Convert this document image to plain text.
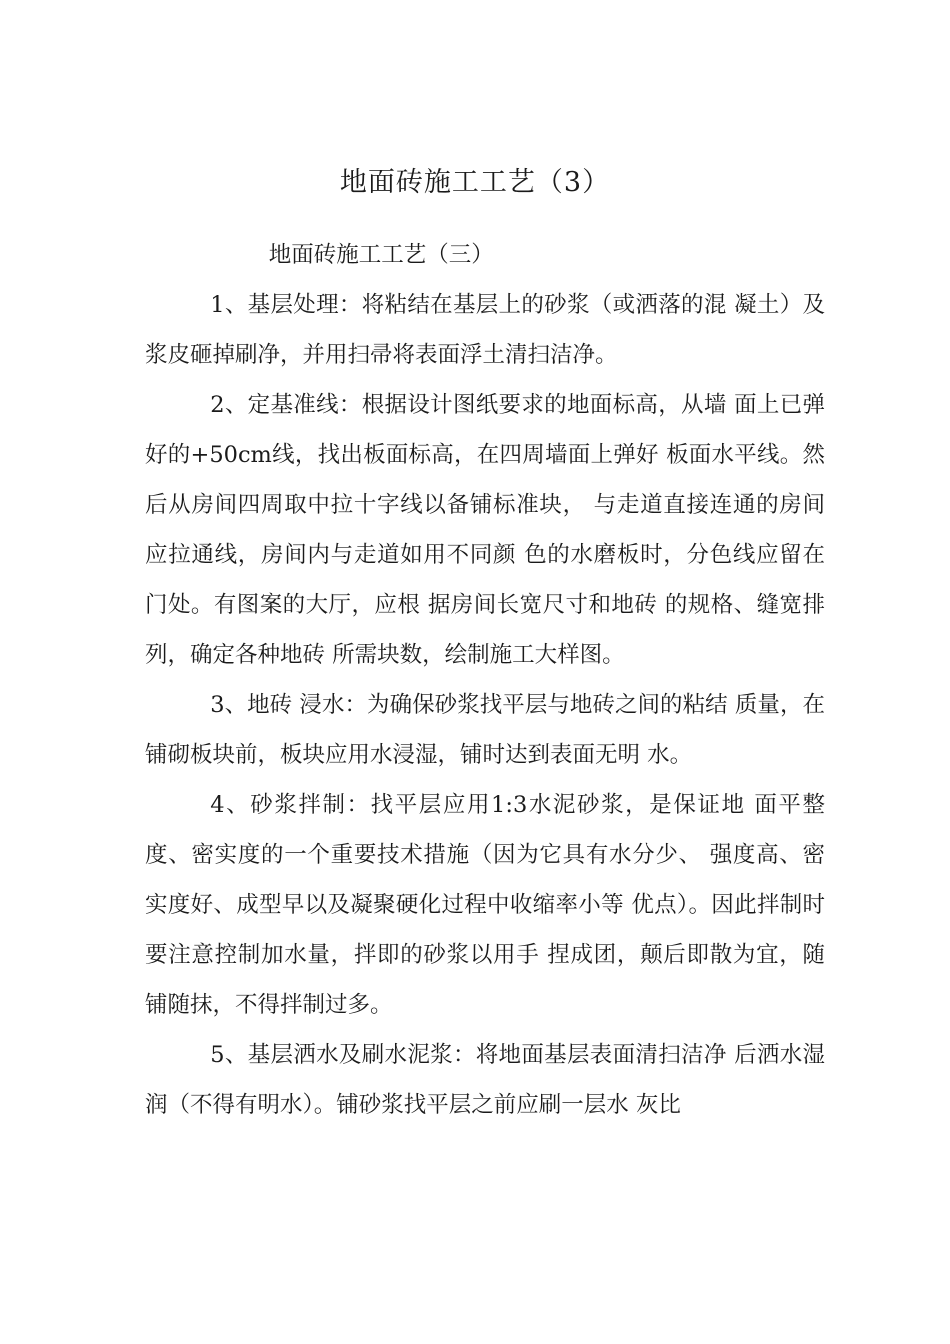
地面砖施工工艺（3）

地面砖施工工艺（三）

1、基层处理：将粘结在基层上的砂浆（或洒落的混 凝土）及浆皮砸掉刷净，并用扫帚将表面浮土清扫洁净。

2、定基准线：根据设计图纸要求的地面标高，从墙 面上已弹好的+50cm线，找出板面标高，在四周墙面上弹好 板面水平线。然后从房间四周取中拉十字线以备铺标准块， 与走道直接连通的房间应拉通线，房间内与走道如用不同颜 色的水磨板时，分色线应留在门处。有图案的大厅，应根 据房间长宽尺寸和地砖 的规格、缝宽排列，确定各种地砖 所需块数，绘制施工大样图。

3、地砖 浸水：为确保砂浆找平层与地砖之间的粘结 质量，在铺砌板块前，板块应用水浸湿，铺时达到表面无明 水。

4、砂浆拌制：找平层应用1:3水泥砂浆，是保证地 面平整度、密实度的一个重要技术措施（因为它具有水分少、 强度高、密实度好、成型早以及凝聚硬化过程中收缩率小等 优点）。因此拌制时要注意控制加水量，拌即的砂浆以用手 捏成团，颠后即散为宜，随铺随抹，不得拌制过多。

5、基层洒水及刷水泥浆：将地面基层表面清扫洁净 后洒水湿润（不得有明水）。铺砂浆找平层之前应刷一层水 灰比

::::::

■ **PROBLEM TO SOLVE**:
Copy the records above exactly, omitting every picture.

■ **RESPONSE**:
Convert this document image to plain text.
地面砖施工工艺（3）

地面砖施工工艺（三）

1、基层处理：将粘结在基层上的砂浆（或洒落的混 凝土）及浆皮砸掉刷净，并用扫帚将表面浮土清扫洁净。

2、定基准线：根据设计图纸要求的地面标高，从墙 面上已弹好的+50cm线，找出板面标高，在四周墙面上弹好 板面水平线。然后从房间四周取中拉十字线以备铺标准块， 与走道直接连通的房间应拉通线，房间内与走道如用不同颜 色的水磨板时，分色线应留在门处。有图案的大厅，应根 据房间长宽尺寸和地砖 的规格、缝宽排列，确定各种地砖 所需块数，绘制施工大样图。

3、地砖 浸水：为确保砂浆找平层与地砖之间的粘结 质量，在铺砌板块前，板块应用水浸湿，铺时达到表面无明 水。

4、砂浆拌制：找平层应用1:3水泥砂浆，是保证地 面平整度、密实度的一个重要技术措施（因为它具有水分少、 强度高、密实度好、成型早以及凝聚硬化过程中收缩率小等 优点）。因此拌制时要注意控制加水量，拌即的砂浆以用手 捏成团，颠后即散为宜，随铺随抹，不得拌制过多。

5、基层洒水及刷水泥浆：将地面基层表面清扫洁净 后洒水湿润（不得有明水）。铺砂浆找平层之前应刷一层水 灰比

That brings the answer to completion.